WHAT IS BEING ASKED
Collect every line that includes the string "马丁公司".
-- START OF SUPPLIED RECORDS --
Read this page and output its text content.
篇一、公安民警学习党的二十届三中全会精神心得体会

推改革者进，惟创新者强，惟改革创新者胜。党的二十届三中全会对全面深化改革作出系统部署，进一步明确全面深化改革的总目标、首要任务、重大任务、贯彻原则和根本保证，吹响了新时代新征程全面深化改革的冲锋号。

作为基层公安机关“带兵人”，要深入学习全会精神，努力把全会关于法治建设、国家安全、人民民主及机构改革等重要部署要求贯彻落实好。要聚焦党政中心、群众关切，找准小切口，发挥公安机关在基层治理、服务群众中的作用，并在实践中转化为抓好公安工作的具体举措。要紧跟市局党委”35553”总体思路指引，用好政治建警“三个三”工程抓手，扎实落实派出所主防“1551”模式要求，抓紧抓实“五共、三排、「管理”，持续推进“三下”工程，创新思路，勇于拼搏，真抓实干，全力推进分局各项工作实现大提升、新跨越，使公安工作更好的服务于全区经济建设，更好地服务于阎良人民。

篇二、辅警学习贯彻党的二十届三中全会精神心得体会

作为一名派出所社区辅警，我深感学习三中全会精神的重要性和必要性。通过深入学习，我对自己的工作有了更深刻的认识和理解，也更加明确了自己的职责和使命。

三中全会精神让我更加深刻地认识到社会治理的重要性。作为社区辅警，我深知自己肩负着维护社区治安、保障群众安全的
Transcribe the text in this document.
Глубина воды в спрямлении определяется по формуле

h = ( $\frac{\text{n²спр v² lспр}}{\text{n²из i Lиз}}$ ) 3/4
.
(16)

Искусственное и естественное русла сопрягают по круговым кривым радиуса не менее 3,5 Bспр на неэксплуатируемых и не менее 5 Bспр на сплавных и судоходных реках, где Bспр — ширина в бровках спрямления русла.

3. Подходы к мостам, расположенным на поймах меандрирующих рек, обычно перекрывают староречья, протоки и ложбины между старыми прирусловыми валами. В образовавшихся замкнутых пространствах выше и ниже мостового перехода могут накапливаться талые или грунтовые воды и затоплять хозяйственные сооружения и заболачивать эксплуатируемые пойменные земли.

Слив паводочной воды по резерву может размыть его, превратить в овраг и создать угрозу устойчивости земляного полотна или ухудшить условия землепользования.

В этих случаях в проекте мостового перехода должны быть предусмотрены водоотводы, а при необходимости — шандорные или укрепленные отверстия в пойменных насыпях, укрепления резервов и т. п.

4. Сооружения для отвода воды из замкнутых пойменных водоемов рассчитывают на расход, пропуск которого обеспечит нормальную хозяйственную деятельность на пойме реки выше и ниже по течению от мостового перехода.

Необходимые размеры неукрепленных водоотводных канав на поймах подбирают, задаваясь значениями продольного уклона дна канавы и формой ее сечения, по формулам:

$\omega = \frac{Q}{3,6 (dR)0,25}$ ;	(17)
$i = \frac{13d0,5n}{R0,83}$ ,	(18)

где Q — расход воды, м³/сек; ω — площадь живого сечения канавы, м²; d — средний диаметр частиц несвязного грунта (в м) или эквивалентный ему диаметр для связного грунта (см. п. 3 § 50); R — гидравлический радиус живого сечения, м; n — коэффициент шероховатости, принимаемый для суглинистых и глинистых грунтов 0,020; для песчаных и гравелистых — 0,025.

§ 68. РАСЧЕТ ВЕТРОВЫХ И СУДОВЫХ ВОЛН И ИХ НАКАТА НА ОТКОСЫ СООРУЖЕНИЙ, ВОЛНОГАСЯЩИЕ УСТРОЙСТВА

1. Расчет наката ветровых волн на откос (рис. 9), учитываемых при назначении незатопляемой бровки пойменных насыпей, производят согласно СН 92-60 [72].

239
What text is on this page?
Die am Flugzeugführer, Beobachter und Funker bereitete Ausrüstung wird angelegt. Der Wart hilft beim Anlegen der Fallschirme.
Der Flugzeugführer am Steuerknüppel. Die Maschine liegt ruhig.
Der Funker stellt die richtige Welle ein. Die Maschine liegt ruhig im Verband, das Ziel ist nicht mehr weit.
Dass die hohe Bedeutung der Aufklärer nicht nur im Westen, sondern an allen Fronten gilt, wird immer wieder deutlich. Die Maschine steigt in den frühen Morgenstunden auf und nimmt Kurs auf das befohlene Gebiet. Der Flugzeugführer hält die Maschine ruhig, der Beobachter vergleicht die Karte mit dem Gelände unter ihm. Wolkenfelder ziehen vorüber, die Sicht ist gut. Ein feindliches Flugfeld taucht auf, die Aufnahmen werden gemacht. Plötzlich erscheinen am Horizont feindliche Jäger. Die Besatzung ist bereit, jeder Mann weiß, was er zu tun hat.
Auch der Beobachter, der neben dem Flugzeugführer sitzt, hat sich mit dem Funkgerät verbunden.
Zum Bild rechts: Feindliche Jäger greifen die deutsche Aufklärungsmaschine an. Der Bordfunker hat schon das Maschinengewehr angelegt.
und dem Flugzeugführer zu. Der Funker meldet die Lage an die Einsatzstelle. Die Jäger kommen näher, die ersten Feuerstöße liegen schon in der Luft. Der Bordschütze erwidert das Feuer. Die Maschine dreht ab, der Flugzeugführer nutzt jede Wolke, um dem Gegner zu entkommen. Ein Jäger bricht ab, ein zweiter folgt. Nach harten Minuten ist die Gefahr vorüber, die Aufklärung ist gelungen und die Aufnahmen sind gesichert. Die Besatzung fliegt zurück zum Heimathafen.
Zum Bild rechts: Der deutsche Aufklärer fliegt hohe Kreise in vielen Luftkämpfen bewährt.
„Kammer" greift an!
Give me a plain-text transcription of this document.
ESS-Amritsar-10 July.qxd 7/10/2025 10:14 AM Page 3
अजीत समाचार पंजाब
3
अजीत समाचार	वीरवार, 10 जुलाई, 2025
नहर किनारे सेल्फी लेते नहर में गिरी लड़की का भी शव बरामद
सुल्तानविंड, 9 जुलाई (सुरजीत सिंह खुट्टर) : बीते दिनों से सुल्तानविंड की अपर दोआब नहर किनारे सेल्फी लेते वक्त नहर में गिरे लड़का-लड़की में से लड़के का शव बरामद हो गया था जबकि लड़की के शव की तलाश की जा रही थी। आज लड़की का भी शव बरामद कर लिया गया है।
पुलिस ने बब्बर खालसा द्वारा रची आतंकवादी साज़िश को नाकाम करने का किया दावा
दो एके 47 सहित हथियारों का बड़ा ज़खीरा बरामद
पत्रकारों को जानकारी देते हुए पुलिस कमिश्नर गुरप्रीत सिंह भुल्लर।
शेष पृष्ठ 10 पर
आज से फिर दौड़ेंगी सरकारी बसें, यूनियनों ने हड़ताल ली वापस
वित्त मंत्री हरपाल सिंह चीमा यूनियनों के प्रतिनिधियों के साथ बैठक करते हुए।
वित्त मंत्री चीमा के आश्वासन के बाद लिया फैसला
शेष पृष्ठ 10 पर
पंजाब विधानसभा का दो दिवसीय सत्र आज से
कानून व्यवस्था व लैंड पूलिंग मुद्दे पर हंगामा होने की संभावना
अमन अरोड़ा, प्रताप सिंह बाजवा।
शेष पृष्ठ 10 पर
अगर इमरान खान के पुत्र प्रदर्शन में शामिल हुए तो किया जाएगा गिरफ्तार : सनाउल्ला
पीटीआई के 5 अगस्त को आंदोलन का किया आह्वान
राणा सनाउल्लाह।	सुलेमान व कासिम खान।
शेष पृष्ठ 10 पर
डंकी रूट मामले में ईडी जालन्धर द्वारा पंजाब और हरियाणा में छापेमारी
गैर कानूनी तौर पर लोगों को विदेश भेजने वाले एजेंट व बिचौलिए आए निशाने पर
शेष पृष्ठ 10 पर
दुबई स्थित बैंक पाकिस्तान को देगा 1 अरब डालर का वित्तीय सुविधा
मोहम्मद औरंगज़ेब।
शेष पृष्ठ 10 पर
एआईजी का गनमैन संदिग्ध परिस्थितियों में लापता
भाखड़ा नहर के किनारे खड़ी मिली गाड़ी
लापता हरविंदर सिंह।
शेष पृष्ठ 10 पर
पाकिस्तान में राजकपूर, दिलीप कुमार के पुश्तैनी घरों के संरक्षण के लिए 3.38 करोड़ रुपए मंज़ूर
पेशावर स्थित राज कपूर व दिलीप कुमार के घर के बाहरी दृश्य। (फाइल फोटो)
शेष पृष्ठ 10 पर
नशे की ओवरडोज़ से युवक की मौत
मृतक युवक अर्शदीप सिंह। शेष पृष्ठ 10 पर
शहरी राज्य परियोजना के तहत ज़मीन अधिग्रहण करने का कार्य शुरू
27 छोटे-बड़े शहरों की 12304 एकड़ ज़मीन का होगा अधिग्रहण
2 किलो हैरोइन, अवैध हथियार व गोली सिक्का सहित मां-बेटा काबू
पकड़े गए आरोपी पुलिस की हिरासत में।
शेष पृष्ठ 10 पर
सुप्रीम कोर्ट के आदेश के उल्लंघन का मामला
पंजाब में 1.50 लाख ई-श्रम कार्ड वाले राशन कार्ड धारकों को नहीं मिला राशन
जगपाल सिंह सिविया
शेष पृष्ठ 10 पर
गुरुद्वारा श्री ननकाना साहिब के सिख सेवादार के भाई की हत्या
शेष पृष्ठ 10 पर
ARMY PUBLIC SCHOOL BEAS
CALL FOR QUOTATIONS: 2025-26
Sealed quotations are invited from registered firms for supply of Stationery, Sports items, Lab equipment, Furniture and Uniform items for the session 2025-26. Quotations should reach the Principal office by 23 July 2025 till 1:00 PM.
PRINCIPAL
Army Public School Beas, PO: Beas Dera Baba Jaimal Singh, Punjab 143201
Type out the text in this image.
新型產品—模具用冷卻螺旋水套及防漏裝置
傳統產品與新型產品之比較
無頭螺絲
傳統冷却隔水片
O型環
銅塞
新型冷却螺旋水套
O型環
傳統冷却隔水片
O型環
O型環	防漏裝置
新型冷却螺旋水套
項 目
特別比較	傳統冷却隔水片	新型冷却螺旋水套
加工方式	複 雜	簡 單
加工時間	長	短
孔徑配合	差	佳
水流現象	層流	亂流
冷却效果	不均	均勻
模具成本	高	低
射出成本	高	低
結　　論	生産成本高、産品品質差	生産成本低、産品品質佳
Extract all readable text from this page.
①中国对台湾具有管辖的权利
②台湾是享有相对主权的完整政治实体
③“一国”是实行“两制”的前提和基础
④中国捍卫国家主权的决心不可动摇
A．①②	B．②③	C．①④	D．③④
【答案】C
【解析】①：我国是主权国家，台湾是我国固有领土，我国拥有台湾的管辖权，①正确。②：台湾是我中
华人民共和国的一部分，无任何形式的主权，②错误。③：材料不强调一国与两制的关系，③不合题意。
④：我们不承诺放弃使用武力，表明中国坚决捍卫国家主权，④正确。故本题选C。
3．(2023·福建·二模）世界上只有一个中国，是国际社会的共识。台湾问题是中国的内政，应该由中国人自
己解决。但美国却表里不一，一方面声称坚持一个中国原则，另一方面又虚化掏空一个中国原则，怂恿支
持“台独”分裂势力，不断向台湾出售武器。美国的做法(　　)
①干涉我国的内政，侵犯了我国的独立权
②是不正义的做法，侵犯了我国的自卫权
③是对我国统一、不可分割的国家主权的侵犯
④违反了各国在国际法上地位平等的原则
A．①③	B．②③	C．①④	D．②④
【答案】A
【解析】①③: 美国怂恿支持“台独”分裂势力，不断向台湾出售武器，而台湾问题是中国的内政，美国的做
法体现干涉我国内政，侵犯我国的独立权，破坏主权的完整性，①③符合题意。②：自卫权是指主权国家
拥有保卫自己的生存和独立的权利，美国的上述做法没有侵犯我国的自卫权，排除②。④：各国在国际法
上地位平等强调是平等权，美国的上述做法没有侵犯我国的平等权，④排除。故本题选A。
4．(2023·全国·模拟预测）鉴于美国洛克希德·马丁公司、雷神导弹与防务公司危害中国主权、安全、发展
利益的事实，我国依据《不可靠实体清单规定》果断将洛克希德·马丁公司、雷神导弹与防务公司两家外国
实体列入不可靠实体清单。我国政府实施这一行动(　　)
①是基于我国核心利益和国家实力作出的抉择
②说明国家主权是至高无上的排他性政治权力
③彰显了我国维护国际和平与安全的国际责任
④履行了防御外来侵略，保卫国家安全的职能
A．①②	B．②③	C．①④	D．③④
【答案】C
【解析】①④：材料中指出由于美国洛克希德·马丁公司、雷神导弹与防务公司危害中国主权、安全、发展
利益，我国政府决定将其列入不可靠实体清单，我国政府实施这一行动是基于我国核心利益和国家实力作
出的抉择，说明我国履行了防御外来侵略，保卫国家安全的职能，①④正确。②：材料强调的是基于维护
-- END OF SUPPLIED RECORDS --
EXERCISE SOLUTION
4．(2023·全国·模拟预测）鉴于美国洛克希德·马丁公司、雷神导弹与防务公司危害中国主权、安全、发展
利益的事实，我国依据《不可靠实体清单规定》果断将洛克希德·马丁公司、雷神导弹与防务公司两家外国
【解析】①④：材料中指出由于美国洛克希德·马丁公司、雷神导弹与防务公司危害中国主权、安全、发展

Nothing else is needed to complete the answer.